What to work on:
Determine how many lines contain the string "CNCs". Respond with that number and nothing more.

═════ Entries ═════

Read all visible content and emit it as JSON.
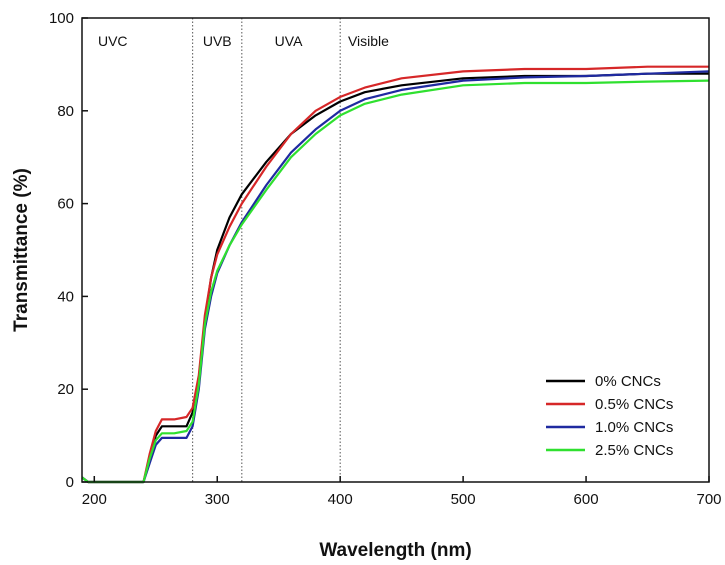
{
  "chart_data": {
    "type": "line",
    "xlabel": "Wavelength (nm)",
    "ylabel": "Transmittance (%)",
    "xlim": [
      190,
      700
    ],
    "ylim": [
      0,
      100
    ],
    "xticks": [
      200,
      300,
      400,
      500,
      600,
      700
    ],
    "yticks": [
      0,
      20,
      40,
      60,
      80,
      100
    ],
    "grid": false,
    "legend_position": "bottom-right",
    "regions": [
      {
        "label": "UVC",
        "x": 215
      },
      {
        "label": "UVB",
        "x": 300
      },
      {
        "label": "UVA",
        "x": 358
      },
      {
        "label": "Visible",
        "x": 423
      }
    ],
    "dividers": [
      280,
      320,
      400
    ],
    "series": [
      {
        "name": "0% CNCs",
        "color": "#000000",
        "points": [
          [
            190,
            1
          ],
          [
            195,
            0
          ],
          [
            240,
            0
          ],
          [
            245,
            5
          ],
          [
            250,
            10
          ],
          [
            255,
            12
          ],
          [
            265,
            12
          ],
          [
            275,
            12
          ],
          [
            280,
            15
          ],
          [
            285,
            22
          ],
          [
            290,
            35
          ],
          [
            295,
            44
          ],
          [
            300,
            50
          ],
          [
            310,
            57
          ],
          [
            320,
            62
          ],
          [
            340,
            69
          ],
          [
            360,
            75
          ],
          [
            380,
            79
          ],
          [
            400,
            82
          ],
          [
            420,
            84
          ],
          [
            450,
            85.5
          ],
          [
            500,
            87
          ],
          [
            550,
            87.5
          ],
          [
            600,
            87.5
          ],
          [
            650,
            88
          ],
          [
            700,
            88
          ]
        ]
      },
      {
        "name": "0.5% CNCs",
        "color": "#d62728",
        "points": [
          [
            190,
            1
          ],
          [
            195,
            0
          ],
          [
            240,
            0
          ],
          [
            245,
            6
          ],
          [
            250,
            11
          ],
          [
            255,
            13.5
          ],
          [
            265,
            13.5
          ],
          [
            275,
            14
          ],
          [
            280,
            16
          ],
          [
            285,
            23
          ],
          [
            290,
            36
          ],
          [
            295,
            44
          ],
          [
            300,
            49
          ],
          [
            310,
            55
          ],
          [
            320,
            60
          ],
          [
            340,
            68
          ],
          [
            360,
            75
          ],
          [
            380,
            80
          ],
          [
            400,
            83
          ],
          [
            420,
            85
          ],
          [
            450,
            87
          ],
          [
            500,
            88.5
          ],
          [
            550,
            89
          ],
          [
            600,
            89
          ],
          [
            650,
            89.5
          ],
          [
            700,
            89.5
          ]
        ]
      },
      {
        "name": "1.0% CNCs",
        "color": "#1f2aa0",
        "points": [
          [
            190,
            1
          ],
          [
            195,
            0
          ],
          [
            240,
            0
          ],
          [
            245,
            4
          ],
          [
            250,
            8
          ],
          [
            255,
            9.5
          ],
          [
            265,
            9.5
          ],
          [
            275,
            9.5
          ],
          [
            280,
            12
          ],
          [
            285,
            20
          ],
          [
            290,
            33
          ],
          [
            295,
            40
          ],
          [
            300,
            45
          ],
          [
            310,
            51
          ],
          [
            320,
            56
          ],
          [
            340,
            64
          ],
          [
            360,
            71
          ],
          [
            380,
            76
          ],
          [
            400,
            80
          ],
          [
            420,
            82.5
          ],
          [
            450,
            84.5
          ],
          [
            500,
            86.5
          ],
          [
            550,
            87.2
          ],
          [
            600,
            87.5
          ],
          [
            650,
            88
          ],
          [
            700,
            88.5
          ]
        ]
      },
      {
        "name": "2.5% CNCs",
        "color": "#2fe02f",
        "points": [
          [
            190,
            1
          ],
          [
            195,
            0
          ],
          [
            240,
            0
          ],
          [
            245,
            5
          ],
          [
            250,
            9
          ],
          [
            255,
            10.5
          ],
          [
            265,
            10.5
          ],
          [
            275,
            11
          ],
          [
            280,
            13
          ],
          [
            285,
            21
          ],
          [
            290,
            34
          ],
          [
            295,
            41
          ],
          [
            300,
            45.5
          ],
          [
            310,
            51
          ],
          [
            320,
            55.5
          ],
          [
            340,
            63
          ],
          [
            360,
            70
          ],
          [
            380,
            75
          ],
          [
            400,
            79
          ],
          [
            420,
            81.5
          ],
          [
            450,
            83.5
          ],
          [
            500,
            85.5
          ],
          [
            550,
            86
          ],
          [
            600,
            86
          ],
          [
            650,
            86.3
          ],
          [
            700,
            86.5
          ]
        ]
      }
    ]
  }
}
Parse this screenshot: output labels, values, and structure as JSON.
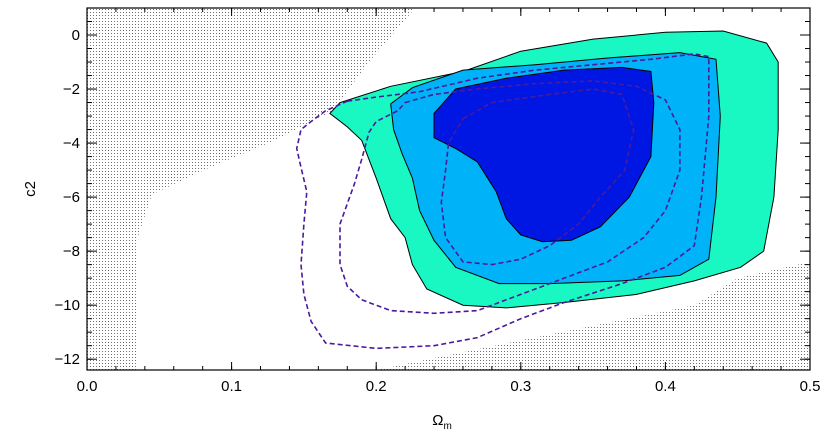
{
  "chart_data": {
    "type": "contour",
    "title": "",
    "xlabel": "Ω",
    "xlabel_sub": "m",
    "ylabel": "c2",
    "xlim": [
      0.0,
      0.5
    ],
    "ylim": [
      -12.4,
      1.0
    ],
    "xticks": [
      0.0,
      0.1,
      0.2,
      0.3,
      0.4,
      0.5
    ],
    "yticks": [
      0,
      -2,
      -4,
      -6,
      -8,
      -10,
      -12
    ],
    "xtick_labels": [
      "0.0",
      "0.1",
      "0.2",
      "0.3",
      "0.4",
      "0.5"
    ],
    "ytick_labels": [
      "0",
      "−2",
      "−4",
      "−6",
      "−8",
      "−10",
      "−12"
    ],
    "grid": false,
    "legend": "none",
    "colors": {
      "excluded_hatch": "#707070",
      "level_3sigma": "#19f7c3",
      "level_2sigma": "#00b2f7",
      "level_1sigma": "#0016e3",
      "dashed": "#4b1a9d"
    },
    "excluded_regions": [
      {
        "points": [
          [
            0.0,
            1.0
          ],
          [
            0.227,
            1.0
          ],
          [
            0.195,
            -1.0
          ],
          [
            0.17,
            -2.8
          ],
          [
            0.13,
            -3.9
          ],
          [
            0.085,
            -4.9
          ],
          [
            0.045,
            -5.9
          ],
          [
            0.035,
            -7.5
          ],
          [
            0.035,
            -12.4
          ],
          [
            0.0,
            -12.4
          ]
        ]
      },
      {
        "points": [
          [
            0.45,
            -9.0
          ],
          [
            0.5,
            -8.4
          ],
          [
            0.5,
            -12.4
          ],
          [
            0.2,
            -12.4
          ],
          [
            0.3,
            -11.3
          ],
          [
            0.42,
            -10.0
          ]
        ]
      }
    ],
    "filled_contours": [
      {
        "level": "3sigma",
        "points": [
          [
            0.175,
            -2.5
          ],
          [
            0.21,
            -1.9
          ],
          [
            0.26,
            -1.35
          ],
          [
            0.3,
            -0.6
          ],
          [
            0.35,
            -0.15
          ],
          [
            0.4,
            0.1
          ],
          [
            0.44,
            0.15
          ],
          [
            0.47,
            -0.3
          ],
          [
            0.478,
            -1.0
          ],
          [
            0.478,
            -3.5
          ],
          [
            0.475,
            -6.0
          ],
          [
            0.468,
            -8.0
          ],
          [
            0.452,
            -8.6
          ],
          [
            0.42,
            -9.1
          ],
          [
            0.38,
            -9.6
          ],
          [
            0.33,
            -9.9
          ],
          [
            0.29,
            -10.1
          ],
          [
            0.26,
            -10.0
          ],
          [
            0.235,
            -9.4
          ],
          [
            0.225,
            -8.5
          ],
          [
            0.22,
            -7.5
          ],
          [
            0.21,
            -6.8
          ],
          [
            0.2,
            -5.3
          ],
          [
            0.19,
            -3.9
          ],
          [
            0.18,
            -3.4
          ],
          [
            0.168,
            -2.9
          ]
        ]
      },
      {
        "level": "2sigma",
        "points": [
          [
            0.21,
            -2.55
          ],
          [
            0.225,
            -1.95
          ],
          [
            0.26,
            -1.3
          ],
          [
            0.31,
            -1.1
          ],
          [
            0.36,
            -0.85
          ],
          [
            0.41,
            -0.65
          ],
          [
            0.435,
            -0.9
          ],
          [
            0.438,
            -3.0
          ],
          [
            0.435,
            -6.0
          ],
          [
            0.43,
            -8.3
          ],
          [
            0.41,
            -8.9
          ],
          [
            0.37,
            -9.1
          ],
          [
            0.32,
            -9.2
          ],
          [
            0.285,
            -9.2
          ],
          [
            0.255,
            -8.6
          ],
          [
            0.24,
            -7.6
          ],
          [
            0.23,
            -6.5
          ],
          [
            0.225,
            -5.3
          ],
          [
            0.218,
            -4.4
          ],
          [
            0.212,
            -3.5
          ]
        ]
      },
      {
        "level": "1sigma",
        "points": [
          [
            0.24,
            -2.9
          ],
          [
            0.255,
            -2.0
          ],
          [
            0.29,
            -1.6
          ],
          [
            0.33,
            -1.3
          ],
          [
            0.37,
            -1.2
          ],
          [
            0.39,
            -1.35
          ],
          [
            0.392,
            -2.5
          ],
          [
            0.39,
            -4.5
          ],
          [
            0.375,
            -6.0
          ],
          [
            0.355,
            -7.1
          ],
          [
            0.335,
            -7.6
          ],
          [
            0.315,
            -7.65
          ],
          [
            0.3,
            -7.4
          ],
          [
            0.29,
            -6.8
          ],
          [
            0.283,
            -5.8
          ],
          [
            0.27,
            -4.7
          ],
          [
            0.255,
            -4.2
          ],
          [
            0.24,
            -3.8
          ]
        ]
      }
    ],
    "dashed_contours": [
      {
        "points": [
          [
            0.18,
            -2.45
          ],
          [
            0.2,
            -2.3
          ],
          [
            0.23,
            -2.1
          ],
          [
            0.27,
            -1.6
          ],
          [
            0.31,
            -1.3
          ],
          [
            0.35,
            -1.1
          ],
          [
            0.39,
            -0.9
          ],
          [
            0.42,
            -0.7
          ],
          [
            0.43,
            -0.8
          ],
          [
            0.43,
            -3.0
          ],
          [
            0.425,
            -6.0
          ],
          [
            0.42,
            -7.8
          ],
          [
            0.4,
            -8.6
          ],
          [
            0.37,
            -9.2
          ],
          [
            0.33,
            -9.9
          ],
          [
            0.3,
            -10.5
          ],
          [
            0.27,
            -11.2
          ],
          [
            0.24,
            -11.5
          ],
          [
            0.2,
            -11.6
          ],
          [
            0.165,
            -11.4
          ],
          [
            0.155,
            -10.6
          ],
          [
            0.15,
            -9.6
          ],
          [
            0.148,
            -8.5
          ],
          [
            0.15,
            -7.0
          ],
          [
            0.152,
            -5.8
          ],
          [
            0.148,
            -4.9
          ],
          [
            0.145,
            -4.2
          ],
          [
            0.148,
            -3.5
          ],
          [
            0.155,
            -3.2
          ],
          [
            0.165,
            -2.8
          ]
        ]
      },
      {
        "points": [
          [
            0.22,
            -2.5
          ],
          [
            0.24,
            -2.2
          ],
          [
            0.27,
            -2.0
          ],
          [
            0.31,
            -1.8
          ],
          [
            0.35,
            -1.7
          ],
          [
            0.38,
            -1.9
          ],
          [
            0.4,
            -2.4
          ],
          [
            0.41,
            -3.5
          ],
          [
            0.41,
            -5.0
          ],
          [
            0.4,
            -6.5
          ],
          [
            0.385,
            -7.5
          ],
          [
            0.36,
            -8.4
          ],
          [
            0.32,
            -9.2
          ],
          [
            0.29,
            -9.8
          ],
          [
            0.27,
            -10.2
          ],
          [
            0.24,
            -10.3
          ],
          [
            0.21,
            -10.2
          ],
          [
            0.19,
            -9.8
          ],
          [
            0.18,
            -9.3
          ],
          [
            0.175,
            -8.5
          ],
          [
            0.175,
            -7.0
          ],
          [
            0.185,
            -5.5
          ],
          [
            0.19,
            -4.6
          ],
          [
            0.195,
            -3.6
          ],
          [
            0.2,
            -3.2
          ],
          [
            0.215,
            -2.8
          ]
        ]
      },
      {
        "points": [
          [
            0.26,
            -3.1
          ],
          [
            0.28,
            -2.5
          ],
          [
            0.32,
            -2.2
          ],
          [
            0.35,
            -2.0
          ],
          [
            0.37,
            -2.2
          ],
          [
            0.378,
            -3.5
          ],
          [
            0.372,
            -5.0
          ],
          [
            0.355,
            -6.0
          ],
          [
            0.34,
            -7.0
          ],
          [
            0.32,
            -7.8
          ],
          [
            0.3,
            -8.3
          ],
          [
            0.28,
            -8.5
          ],
          [
            0.26,
            -8.4
          ],
          [
            0.248,
            -7.5
          ],
          [
            0.245,
            -6.2
          ],
          [
            0.248,
            -5.0
          ],
          [
            0.25,
            -4.0
          ]
        ]
      }
    ]
  }
}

═════

Complete output:
4